Tehran, Jan 10, IRNA – The Paris Agreement to tackle global warming has actually dealt a major setback to the fight against climate change, leading academics warned.
The deal may have been trumpeted by world leaders but is far too weak to help prevent devastating harm to the Earth, it is claimed.
In a joint letter to the Independent, some of the world’s top climate scientists launch a blistering attack on the deal, warning that it offers false hope that could ultimately prove to be counterproductive in the battle to curb global warming.
The letter, which carries eleven signatures including Professors Peter Wadhams and Stephen Salter, of the universities of Cambridge and Edinburgh, warns that the Paris Agreement is dangerously inadequate.
Because of the Paris failure, the academics say the world’s only chance of saving itself from rampant global warming is a giant push into controversial and largely untested geo-engineering technologies that seek to cool the planet by manipulating the Earth’s climate system.
The scientists, who also include University of California Professor James Kennett, argues that deadly flaws in the deal struck in the French capital last month mean it gives the impression that global warming is now being properly addressed when in fact the measures fall woefully short of what is needed to avoid runaway climate change.
This means that the kind of extreme action that needs to be taken immediately to have any chance of avoiding devastating global warming, such as massive and swift cuts to worldwide carbon emissions ― which only fell by about one percent last year ― will not now be taken, they say.

*DATA UNDER STUDY:*

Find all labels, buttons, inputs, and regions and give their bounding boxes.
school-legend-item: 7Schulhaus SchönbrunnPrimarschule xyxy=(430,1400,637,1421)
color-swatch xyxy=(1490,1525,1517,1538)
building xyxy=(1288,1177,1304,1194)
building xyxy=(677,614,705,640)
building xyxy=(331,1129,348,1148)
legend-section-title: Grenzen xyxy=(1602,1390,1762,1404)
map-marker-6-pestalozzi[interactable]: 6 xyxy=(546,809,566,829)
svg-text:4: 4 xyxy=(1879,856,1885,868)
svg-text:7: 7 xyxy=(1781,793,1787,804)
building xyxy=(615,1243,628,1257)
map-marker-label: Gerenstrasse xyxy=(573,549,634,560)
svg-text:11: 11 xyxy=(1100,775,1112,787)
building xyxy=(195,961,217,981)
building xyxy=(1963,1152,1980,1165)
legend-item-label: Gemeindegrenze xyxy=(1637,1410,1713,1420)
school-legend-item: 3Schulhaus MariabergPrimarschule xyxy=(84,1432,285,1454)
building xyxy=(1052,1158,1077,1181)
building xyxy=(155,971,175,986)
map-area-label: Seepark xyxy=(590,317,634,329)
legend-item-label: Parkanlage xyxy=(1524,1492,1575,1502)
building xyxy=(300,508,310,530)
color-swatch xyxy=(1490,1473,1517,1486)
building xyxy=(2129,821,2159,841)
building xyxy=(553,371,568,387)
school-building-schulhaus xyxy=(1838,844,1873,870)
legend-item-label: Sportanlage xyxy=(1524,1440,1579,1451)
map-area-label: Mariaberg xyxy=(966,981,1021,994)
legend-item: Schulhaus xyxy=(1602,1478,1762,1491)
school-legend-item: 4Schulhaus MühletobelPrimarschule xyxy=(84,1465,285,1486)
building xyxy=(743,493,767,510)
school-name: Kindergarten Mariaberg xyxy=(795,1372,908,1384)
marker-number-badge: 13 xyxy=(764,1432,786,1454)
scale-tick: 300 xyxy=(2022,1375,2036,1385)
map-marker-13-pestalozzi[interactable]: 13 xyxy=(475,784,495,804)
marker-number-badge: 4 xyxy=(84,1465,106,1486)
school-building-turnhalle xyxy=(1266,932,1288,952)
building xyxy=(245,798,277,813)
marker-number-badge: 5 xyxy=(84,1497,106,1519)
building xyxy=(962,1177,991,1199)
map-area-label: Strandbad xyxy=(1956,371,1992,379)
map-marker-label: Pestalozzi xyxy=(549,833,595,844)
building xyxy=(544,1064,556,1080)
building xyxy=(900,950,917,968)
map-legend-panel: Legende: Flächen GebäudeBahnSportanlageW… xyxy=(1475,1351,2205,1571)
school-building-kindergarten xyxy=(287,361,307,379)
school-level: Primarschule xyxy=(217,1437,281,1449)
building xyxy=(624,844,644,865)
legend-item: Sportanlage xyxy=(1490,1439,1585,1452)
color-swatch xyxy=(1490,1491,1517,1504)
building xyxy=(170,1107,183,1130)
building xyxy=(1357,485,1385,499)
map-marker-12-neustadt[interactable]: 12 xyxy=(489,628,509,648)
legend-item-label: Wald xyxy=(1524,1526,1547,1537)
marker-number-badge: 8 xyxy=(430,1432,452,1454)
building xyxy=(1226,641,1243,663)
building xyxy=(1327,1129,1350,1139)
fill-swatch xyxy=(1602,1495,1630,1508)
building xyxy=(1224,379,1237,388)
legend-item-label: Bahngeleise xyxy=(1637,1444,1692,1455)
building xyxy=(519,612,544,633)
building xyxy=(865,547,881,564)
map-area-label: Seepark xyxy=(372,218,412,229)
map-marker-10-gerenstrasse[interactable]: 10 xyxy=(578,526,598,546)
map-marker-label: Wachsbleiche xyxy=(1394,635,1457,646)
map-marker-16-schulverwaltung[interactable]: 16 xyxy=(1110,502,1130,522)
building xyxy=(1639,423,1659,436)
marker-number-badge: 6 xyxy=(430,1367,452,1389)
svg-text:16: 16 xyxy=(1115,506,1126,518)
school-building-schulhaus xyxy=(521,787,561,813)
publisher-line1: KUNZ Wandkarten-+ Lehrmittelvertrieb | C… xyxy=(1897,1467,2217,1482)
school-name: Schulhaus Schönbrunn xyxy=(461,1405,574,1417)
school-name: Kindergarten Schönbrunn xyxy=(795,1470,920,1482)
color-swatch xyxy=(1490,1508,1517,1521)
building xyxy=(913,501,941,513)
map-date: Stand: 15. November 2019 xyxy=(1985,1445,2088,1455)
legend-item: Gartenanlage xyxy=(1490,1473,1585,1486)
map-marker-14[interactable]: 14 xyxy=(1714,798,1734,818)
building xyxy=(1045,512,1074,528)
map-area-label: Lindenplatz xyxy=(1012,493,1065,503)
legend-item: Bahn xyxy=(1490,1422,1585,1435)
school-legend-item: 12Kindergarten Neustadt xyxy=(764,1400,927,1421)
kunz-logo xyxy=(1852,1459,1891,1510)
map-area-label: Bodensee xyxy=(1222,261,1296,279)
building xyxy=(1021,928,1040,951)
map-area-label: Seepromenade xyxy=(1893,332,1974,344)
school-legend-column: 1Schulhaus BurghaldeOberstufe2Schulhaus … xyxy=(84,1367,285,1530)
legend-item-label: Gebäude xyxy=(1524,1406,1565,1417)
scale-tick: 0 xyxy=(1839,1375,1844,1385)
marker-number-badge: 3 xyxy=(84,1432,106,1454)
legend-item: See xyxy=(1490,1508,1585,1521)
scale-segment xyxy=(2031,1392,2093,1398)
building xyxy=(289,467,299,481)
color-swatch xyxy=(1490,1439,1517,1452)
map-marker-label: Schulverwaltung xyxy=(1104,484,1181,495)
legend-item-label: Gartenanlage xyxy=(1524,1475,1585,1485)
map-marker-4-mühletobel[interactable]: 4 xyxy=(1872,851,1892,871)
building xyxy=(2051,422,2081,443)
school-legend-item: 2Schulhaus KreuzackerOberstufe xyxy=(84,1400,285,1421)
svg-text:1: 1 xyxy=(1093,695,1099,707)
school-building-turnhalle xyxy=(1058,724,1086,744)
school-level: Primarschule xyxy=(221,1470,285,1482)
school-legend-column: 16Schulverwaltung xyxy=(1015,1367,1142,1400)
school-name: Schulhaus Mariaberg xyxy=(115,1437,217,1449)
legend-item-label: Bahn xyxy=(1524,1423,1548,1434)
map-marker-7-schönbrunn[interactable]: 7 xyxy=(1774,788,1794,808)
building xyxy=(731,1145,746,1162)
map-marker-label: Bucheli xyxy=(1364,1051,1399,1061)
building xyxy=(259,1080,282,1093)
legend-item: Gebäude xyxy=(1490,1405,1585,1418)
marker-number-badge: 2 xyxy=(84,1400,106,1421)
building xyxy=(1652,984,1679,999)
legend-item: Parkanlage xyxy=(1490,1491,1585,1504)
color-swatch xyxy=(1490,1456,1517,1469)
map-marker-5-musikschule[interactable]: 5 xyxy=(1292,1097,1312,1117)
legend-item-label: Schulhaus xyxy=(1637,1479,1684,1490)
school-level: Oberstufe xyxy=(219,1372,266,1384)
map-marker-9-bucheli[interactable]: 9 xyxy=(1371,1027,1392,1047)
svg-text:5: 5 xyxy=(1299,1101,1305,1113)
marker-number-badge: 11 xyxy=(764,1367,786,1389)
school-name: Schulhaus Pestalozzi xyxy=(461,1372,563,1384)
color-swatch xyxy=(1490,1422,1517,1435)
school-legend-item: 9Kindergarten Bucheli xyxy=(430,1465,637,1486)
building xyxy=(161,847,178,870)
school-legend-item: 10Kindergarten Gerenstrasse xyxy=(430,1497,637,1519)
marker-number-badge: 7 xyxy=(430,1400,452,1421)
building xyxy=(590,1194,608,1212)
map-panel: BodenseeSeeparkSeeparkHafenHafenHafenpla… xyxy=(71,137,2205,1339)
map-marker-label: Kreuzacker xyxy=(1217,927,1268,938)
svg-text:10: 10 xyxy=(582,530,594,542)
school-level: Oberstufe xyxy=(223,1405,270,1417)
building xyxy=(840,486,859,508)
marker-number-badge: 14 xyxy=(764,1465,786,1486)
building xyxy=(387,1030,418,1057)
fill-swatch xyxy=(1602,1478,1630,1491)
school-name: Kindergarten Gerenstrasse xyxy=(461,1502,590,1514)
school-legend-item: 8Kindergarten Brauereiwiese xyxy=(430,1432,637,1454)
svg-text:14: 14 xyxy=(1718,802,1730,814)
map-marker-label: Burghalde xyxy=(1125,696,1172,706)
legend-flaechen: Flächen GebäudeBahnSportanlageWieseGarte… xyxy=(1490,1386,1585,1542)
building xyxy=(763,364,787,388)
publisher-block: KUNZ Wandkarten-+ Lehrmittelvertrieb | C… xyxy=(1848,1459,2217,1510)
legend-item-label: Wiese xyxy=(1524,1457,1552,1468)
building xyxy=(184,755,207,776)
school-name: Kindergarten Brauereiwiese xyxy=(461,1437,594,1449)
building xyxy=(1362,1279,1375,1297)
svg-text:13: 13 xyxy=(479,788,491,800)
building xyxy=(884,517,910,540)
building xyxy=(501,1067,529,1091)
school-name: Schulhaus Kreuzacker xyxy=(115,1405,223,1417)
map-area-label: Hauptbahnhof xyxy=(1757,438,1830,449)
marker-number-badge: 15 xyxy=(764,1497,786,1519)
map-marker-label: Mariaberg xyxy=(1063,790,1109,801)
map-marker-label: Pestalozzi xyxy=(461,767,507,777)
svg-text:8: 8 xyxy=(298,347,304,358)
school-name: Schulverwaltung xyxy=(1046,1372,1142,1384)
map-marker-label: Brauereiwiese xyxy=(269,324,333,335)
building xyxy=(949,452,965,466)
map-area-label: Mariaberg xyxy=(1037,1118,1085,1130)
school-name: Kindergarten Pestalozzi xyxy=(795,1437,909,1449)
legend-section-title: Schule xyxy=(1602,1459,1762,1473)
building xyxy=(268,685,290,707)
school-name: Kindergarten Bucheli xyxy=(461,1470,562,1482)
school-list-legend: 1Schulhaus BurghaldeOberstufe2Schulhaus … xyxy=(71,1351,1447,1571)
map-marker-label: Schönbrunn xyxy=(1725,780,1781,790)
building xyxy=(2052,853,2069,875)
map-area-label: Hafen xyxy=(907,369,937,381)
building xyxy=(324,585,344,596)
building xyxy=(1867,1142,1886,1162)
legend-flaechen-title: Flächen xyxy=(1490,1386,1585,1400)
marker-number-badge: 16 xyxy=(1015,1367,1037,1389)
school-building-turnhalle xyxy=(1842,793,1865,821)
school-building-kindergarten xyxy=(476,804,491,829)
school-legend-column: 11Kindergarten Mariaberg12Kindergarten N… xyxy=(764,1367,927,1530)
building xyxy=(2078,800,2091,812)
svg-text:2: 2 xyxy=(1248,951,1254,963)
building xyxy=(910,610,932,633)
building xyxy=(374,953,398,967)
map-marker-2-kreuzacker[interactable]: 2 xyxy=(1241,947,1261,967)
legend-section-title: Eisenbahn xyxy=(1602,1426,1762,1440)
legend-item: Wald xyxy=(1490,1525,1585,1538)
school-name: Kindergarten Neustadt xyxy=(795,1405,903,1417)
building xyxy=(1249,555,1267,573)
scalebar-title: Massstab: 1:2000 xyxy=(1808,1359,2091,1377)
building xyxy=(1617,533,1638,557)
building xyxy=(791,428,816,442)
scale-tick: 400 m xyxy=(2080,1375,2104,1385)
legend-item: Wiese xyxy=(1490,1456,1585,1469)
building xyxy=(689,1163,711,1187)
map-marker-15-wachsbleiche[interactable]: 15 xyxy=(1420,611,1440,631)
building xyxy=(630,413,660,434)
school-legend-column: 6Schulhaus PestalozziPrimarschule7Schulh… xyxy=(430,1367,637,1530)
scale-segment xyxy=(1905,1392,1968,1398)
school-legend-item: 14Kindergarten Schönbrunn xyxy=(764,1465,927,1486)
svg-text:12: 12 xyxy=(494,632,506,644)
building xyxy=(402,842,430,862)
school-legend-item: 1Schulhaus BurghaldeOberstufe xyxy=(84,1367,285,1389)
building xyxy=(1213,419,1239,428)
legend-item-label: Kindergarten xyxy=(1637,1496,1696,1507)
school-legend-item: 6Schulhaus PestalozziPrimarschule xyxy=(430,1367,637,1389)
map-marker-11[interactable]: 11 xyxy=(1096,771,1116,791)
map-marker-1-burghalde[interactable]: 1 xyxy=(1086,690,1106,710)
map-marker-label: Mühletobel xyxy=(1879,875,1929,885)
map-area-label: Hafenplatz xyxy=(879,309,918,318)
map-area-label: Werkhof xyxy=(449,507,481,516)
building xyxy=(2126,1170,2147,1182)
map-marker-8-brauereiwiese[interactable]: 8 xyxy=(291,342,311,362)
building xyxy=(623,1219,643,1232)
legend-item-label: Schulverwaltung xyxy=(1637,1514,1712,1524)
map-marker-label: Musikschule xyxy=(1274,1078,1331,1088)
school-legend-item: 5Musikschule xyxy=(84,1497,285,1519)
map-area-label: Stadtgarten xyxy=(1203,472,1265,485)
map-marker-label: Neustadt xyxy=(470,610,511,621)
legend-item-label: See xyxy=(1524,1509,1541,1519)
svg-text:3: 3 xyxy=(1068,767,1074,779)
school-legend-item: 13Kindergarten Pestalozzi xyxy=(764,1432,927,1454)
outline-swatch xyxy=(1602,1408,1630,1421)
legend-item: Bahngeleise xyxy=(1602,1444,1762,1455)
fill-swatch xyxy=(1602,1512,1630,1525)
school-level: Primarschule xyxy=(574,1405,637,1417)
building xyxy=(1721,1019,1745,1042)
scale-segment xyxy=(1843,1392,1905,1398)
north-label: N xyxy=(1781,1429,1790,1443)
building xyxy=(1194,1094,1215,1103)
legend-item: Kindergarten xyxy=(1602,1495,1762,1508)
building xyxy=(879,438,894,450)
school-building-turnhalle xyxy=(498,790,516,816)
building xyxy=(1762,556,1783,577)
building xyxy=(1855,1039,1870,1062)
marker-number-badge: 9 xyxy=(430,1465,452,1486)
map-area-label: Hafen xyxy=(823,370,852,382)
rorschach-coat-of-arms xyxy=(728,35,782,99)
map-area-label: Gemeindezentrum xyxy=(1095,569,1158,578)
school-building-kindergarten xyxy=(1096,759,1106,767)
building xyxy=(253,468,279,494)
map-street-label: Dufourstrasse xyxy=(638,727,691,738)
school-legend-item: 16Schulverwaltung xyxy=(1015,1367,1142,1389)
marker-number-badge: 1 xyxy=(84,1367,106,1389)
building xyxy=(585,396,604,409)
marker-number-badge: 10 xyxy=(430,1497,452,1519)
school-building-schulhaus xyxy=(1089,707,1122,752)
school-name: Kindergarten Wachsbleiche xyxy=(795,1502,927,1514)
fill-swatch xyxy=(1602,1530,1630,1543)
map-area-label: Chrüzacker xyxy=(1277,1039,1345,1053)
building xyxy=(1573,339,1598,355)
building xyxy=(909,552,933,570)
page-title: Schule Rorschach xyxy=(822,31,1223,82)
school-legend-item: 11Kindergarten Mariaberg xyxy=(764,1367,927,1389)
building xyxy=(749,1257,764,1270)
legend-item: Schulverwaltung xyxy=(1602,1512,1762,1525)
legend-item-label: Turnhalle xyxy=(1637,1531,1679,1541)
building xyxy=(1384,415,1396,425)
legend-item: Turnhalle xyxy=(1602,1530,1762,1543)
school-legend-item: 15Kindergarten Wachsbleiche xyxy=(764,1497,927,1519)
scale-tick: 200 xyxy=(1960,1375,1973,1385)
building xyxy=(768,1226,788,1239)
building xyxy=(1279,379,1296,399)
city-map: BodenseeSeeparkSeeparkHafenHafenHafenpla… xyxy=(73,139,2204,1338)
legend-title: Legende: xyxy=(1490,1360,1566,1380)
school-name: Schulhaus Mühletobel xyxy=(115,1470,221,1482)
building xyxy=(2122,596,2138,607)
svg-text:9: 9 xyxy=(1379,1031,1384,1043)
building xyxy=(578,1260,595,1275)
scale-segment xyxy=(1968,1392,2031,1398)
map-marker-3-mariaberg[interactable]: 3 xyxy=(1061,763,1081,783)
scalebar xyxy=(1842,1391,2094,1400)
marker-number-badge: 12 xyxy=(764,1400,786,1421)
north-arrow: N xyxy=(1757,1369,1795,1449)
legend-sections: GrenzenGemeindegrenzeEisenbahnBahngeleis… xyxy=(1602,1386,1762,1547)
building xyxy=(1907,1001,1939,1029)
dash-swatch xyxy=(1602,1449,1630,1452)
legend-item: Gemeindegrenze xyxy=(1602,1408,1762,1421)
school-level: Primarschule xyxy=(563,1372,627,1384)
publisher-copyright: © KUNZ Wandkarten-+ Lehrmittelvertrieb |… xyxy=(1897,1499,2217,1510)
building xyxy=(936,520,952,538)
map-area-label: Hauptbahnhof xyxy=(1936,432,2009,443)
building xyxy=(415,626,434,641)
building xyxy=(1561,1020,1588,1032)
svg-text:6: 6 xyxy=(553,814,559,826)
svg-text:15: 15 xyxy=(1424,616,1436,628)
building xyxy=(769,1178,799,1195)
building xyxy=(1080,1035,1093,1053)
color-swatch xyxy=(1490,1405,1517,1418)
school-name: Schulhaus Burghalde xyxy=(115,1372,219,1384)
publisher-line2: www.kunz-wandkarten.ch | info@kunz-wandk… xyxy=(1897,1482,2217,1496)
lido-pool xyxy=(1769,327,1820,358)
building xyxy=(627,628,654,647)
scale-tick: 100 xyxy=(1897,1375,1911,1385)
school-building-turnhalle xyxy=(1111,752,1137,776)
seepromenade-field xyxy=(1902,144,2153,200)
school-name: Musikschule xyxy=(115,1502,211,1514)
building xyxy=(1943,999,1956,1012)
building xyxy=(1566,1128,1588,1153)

*WHAT THE TASK REQUIRES:* Please reproduce the article above on the Paris Agreement word for word, in full.

*ANSWER TO THE EXERCISE:*
Tehran, Jan 10, IRNA – The Paris Agreement to tackle global warming has actually dealt a major setback to the fight against climate change, leading academics warned.
The deal may have been trumpeted by world leaders but is far too weak to help prevent devastating harm to the Earth, it is claimed.
In a joint letter to the Independent, some of the world’s top climate scientists launch a blistering attack on the deal, warning that it offers false hope that could ultimately prove to be counterproductive in the battle to curb global warming.
The letter, which carries eleven signatures including Professors Peter Wadhams and Stephen Salter, of the universities of Cambridge and Edinburgh, warns that the Paris Agreement is dangerously inadequate.
Because of the Paris failure, the academics say the world’s only chance of saving itself from rampant global warming is a giant push into controversial and largely untested geo-engineering technologies that seek to cool the planet by manipulating the Earth’s climate system.
The scientists, who also include University of California Professor James Kennett, argues that deadly flaws in the deal struck in the French capital last month mean it gives the impression that global warming is now being properly addressed when in fact the measures fall woefully short of what is needed to avoid runaway climate change.
This means that the kind of extreme action that needs to be taken immediately to have any chance of avoiding devastating global warming, such as massive and swift cuts to worldwide carbon emissions ― which only fell by about one percent last year ― will not now be taken, they say.